■ WHAT THE TASK REQUIRES ■
Return each line of the records holding the string "arrow".

======== EXERCISE INPUT ========

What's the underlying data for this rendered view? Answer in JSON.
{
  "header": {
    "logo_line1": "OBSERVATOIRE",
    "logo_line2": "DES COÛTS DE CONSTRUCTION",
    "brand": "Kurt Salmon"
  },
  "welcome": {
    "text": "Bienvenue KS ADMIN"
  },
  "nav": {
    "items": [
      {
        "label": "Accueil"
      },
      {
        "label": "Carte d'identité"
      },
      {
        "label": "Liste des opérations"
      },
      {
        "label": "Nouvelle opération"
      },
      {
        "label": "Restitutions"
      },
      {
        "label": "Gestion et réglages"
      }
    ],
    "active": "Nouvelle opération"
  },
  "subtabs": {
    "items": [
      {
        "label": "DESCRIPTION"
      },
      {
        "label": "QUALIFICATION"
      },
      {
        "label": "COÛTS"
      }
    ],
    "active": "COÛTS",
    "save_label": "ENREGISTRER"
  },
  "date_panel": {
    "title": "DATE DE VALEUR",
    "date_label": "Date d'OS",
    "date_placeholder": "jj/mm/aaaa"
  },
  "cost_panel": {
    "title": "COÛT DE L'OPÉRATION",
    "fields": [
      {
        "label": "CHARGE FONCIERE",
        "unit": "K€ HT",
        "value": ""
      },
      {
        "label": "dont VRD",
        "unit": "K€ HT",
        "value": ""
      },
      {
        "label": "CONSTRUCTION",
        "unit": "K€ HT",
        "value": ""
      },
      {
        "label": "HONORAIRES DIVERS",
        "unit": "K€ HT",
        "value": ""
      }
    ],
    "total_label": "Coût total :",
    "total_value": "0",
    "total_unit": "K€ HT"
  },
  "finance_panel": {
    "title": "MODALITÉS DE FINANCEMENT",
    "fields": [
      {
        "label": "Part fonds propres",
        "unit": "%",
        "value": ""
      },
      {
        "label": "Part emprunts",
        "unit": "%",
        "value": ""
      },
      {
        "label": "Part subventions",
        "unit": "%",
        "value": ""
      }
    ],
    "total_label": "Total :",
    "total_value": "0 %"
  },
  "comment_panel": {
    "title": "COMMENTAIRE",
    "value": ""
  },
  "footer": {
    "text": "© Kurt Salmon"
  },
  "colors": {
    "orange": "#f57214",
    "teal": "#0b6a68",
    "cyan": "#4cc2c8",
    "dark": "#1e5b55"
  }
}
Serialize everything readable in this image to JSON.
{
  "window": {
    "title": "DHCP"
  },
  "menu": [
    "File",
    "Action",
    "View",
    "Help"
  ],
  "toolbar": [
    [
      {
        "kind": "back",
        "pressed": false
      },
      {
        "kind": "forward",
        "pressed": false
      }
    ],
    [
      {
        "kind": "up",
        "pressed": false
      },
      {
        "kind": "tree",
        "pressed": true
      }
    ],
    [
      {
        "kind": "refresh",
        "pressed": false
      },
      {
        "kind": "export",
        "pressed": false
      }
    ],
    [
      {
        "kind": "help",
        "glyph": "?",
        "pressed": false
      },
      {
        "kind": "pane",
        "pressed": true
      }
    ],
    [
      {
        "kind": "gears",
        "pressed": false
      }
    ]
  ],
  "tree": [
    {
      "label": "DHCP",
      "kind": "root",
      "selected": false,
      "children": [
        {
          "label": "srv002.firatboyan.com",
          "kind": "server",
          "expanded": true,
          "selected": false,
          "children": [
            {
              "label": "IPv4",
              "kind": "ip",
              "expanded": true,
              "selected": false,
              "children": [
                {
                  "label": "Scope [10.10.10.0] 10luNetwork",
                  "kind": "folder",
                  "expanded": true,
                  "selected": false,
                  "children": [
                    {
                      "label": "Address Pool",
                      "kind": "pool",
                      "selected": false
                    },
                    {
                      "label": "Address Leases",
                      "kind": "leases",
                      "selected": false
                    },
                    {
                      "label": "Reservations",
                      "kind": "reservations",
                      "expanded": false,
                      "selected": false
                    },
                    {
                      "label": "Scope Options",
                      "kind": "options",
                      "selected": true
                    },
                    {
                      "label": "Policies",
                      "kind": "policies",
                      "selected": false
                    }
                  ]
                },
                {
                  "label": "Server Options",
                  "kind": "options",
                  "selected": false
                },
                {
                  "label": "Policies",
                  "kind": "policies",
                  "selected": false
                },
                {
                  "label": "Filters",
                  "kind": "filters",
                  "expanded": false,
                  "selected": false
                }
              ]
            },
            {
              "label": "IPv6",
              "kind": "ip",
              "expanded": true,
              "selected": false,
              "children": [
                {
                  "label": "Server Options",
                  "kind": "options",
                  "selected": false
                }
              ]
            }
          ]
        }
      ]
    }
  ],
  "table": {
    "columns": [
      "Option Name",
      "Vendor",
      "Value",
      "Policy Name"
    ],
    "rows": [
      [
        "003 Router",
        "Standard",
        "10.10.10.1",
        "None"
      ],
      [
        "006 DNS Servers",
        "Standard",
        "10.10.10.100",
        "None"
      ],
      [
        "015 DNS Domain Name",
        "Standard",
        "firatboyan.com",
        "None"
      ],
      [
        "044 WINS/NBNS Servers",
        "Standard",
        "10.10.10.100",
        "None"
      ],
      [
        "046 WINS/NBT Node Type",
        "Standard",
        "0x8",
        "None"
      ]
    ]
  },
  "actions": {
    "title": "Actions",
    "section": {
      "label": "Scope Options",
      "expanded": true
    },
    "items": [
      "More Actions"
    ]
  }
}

========
======== EXERCISE INPUT ========

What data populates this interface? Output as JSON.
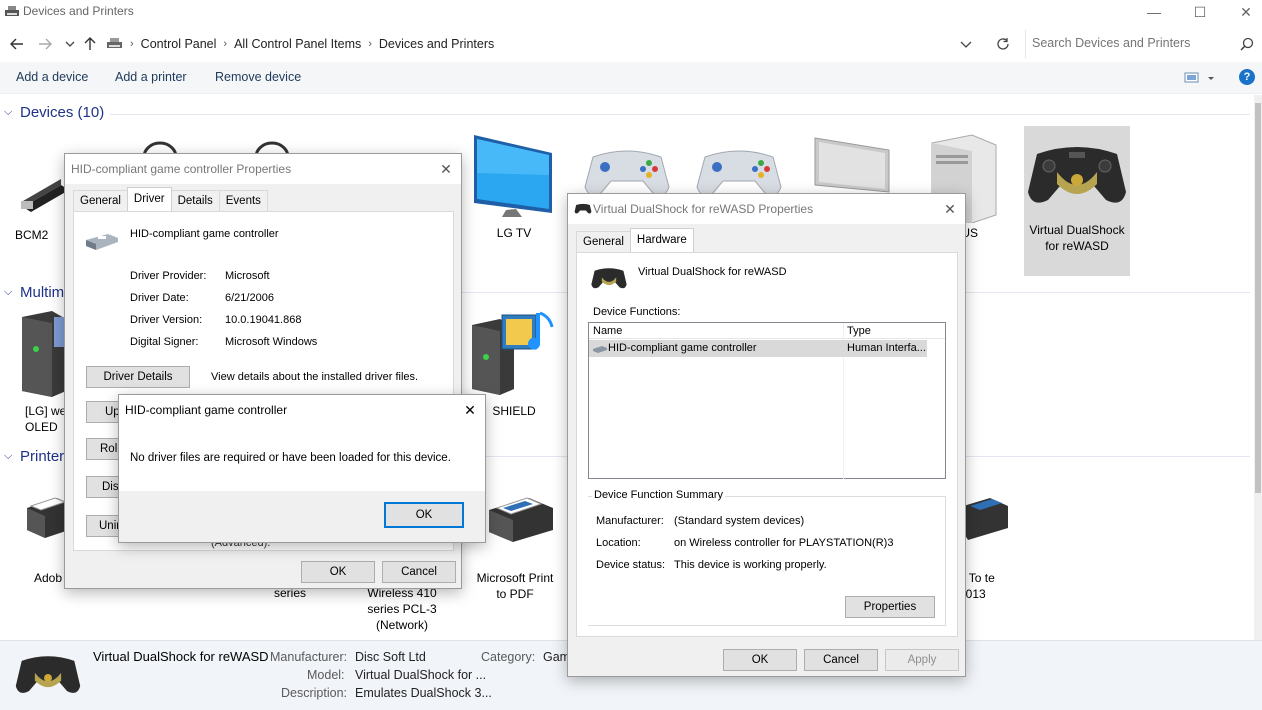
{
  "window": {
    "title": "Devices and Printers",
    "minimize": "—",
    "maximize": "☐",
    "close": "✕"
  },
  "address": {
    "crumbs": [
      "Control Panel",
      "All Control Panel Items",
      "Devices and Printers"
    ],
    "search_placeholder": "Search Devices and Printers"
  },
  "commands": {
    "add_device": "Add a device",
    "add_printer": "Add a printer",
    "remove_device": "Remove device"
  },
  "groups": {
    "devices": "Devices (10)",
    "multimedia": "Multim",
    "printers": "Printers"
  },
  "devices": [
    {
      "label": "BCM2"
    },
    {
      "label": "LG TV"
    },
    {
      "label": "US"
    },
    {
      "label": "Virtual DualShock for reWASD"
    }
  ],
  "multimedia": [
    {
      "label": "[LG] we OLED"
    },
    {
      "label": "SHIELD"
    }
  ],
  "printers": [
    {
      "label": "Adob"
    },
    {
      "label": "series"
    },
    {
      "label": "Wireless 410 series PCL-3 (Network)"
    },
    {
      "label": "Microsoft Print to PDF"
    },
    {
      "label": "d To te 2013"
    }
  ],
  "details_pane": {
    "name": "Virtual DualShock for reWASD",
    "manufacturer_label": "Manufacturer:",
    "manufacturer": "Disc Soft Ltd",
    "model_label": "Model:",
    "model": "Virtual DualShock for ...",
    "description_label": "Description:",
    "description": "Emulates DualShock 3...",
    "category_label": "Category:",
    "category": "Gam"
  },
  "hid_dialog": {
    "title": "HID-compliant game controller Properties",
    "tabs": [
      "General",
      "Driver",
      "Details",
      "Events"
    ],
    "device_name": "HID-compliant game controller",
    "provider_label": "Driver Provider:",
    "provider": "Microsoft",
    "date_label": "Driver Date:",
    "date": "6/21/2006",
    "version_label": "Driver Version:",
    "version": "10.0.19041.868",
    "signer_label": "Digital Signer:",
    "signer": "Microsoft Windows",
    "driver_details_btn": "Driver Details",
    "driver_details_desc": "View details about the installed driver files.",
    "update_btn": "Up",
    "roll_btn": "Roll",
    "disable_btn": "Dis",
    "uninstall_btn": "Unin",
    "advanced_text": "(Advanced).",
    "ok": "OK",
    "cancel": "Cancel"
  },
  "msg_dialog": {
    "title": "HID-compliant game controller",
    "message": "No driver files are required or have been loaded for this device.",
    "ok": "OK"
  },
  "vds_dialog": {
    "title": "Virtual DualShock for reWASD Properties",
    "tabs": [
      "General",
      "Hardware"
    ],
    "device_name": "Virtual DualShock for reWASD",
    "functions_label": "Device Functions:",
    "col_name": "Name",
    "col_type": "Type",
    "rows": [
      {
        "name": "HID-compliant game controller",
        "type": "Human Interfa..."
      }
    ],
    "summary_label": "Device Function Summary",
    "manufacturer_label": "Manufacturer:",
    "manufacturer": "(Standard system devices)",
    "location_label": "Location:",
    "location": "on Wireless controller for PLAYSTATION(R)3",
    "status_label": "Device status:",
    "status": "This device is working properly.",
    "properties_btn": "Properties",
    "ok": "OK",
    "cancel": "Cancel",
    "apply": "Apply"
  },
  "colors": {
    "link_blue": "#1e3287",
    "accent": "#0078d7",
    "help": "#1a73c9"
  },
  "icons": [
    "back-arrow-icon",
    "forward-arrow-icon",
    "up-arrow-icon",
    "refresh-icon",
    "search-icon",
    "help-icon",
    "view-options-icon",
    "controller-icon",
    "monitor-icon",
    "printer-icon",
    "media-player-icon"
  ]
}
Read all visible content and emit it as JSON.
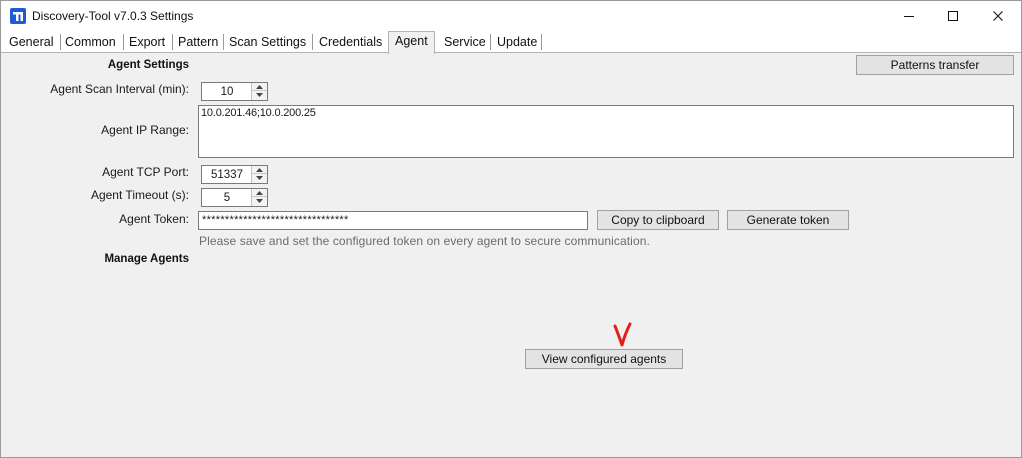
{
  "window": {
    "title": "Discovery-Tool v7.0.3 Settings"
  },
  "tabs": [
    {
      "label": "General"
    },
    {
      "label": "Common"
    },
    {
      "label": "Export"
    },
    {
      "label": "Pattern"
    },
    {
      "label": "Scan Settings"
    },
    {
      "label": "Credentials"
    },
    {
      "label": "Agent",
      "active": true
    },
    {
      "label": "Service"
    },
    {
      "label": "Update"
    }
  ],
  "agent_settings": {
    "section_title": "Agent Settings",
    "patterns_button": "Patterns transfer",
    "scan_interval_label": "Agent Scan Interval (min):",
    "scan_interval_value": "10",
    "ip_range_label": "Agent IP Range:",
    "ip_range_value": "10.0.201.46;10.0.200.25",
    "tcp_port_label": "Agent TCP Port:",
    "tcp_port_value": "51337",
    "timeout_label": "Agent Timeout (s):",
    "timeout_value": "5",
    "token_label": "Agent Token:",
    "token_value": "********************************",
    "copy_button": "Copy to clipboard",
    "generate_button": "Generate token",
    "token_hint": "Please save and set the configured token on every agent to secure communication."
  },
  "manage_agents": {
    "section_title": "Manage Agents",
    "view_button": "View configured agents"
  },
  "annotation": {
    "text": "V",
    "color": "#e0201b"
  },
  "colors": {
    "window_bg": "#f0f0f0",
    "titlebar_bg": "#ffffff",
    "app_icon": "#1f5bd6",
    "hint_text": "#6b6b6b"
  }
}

========

■ EXPECTED ANSWER ■
    "back-arrow-icon",
    "forward-arrow-icon",
    "up-arrow-icon",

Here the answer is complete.